(What is needed) Take the entries below and reproduce them word for word.

(Rows)
[Start]
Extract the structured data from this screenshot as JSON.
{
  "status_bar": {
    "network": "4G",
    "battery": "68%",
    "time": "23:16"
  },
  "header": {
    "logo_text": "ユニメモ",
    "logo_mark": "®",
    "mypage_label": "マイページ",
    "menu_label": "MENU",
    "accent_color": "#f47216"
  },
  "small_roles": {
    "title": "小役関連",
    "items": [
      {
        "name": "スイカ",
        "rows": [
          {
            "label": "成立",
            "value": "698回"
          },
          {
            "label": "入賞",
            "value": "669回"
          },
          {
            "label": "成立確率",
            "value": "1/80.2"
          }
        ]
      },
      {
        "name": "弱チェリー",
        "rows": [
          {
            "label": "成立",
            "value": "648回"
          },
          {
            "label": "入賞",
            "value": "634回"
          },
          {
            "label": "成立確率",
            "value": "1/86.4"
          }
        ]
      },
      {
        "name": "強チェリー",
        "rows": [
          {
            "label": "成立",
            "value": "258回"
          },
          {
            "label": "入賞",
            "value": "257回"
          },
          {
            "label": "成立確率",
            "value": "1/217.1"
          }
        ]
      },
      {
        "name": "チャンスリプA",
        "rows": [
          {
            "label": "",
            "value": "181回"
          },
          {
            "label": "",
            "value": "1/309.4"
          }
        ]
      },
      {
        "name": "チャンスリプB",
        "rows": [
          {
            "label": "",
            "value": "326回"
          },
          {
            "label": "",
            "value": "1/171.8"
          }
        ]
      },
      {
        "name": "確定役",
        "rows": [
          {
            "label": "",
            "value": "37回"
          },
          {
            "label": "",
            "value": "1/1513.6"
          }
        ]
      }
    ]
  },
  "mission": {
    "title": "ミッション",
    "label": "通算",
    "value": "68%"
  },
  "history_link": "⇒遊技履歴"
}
[End]
(Reply)
Extract the structured data from this screenshot as JSON.
{
  "status_bar": {
    "network": "4G",
    "battery": "68%",
    "time": "23:16"
  },
  "header": {
    "logo_text": "ユニメモ",
    "logo_mark": "®",
    "mypage_label": "マイページ",
    "menu_label": "MENU",
    "accent_color": "#f47216"
  },
  "small_roles": {
    "title": "小役関連",
    "items": [
      {
        "name": "スイカ",
        "rows": [
          {
            "label": "成立",
            "value": "698回"
          },
          {
            "label": "入賞",
            "value": "669回"
          },
          {
            "label": "成立確率",
            "value": "1/80.2"
          }
        ]
      },
      {
        "name": "弱チェリー",
        "rows": [
          {
            "label": "成立",
            "value": "648回"
          },
          {
            "label": "入賞",
            "value": "634回"
          },
          {
            "label": "成立確率",
            "value": "1/86.4"
          }
        ]
      },
      {
        "name": "強チェリー",
        "rows": [
          {
            "label": "成立",
            "value": "258回"
          },
          {
            "label": "入賞",
            "value": "257回"
          },
          {
            "label": "成立確率",
            "value": "1/217.1"
          }
        ]
      },
      {
        "name": "チャンスリプA",
        "rows": [
          {
            "label": "",
            "value": "181回"
          },
          {
            "label": "",
            "value": "1/309.4"
          }
        ]
      },
      {
        "name": "チャンスリプB",
        "rows": [
          {
            "label": "",
            "value": "326回"
          },
          {
            "label": "",
            "value": "1/171.8"
          }
        ]
      },
      {
        "name": "確定役",
        "rows": [
          {
            "label": "",
            "value": "37回"
          },
          {
            "label": "",
            "value": "1/1513.6"
          }
        ]
      }
    ]
  },
  "mission": {
    "title": "ミッション",
    "label": "通算",
    "value": "68%"
  },
  "history_link": "⇒遊技履歴"
}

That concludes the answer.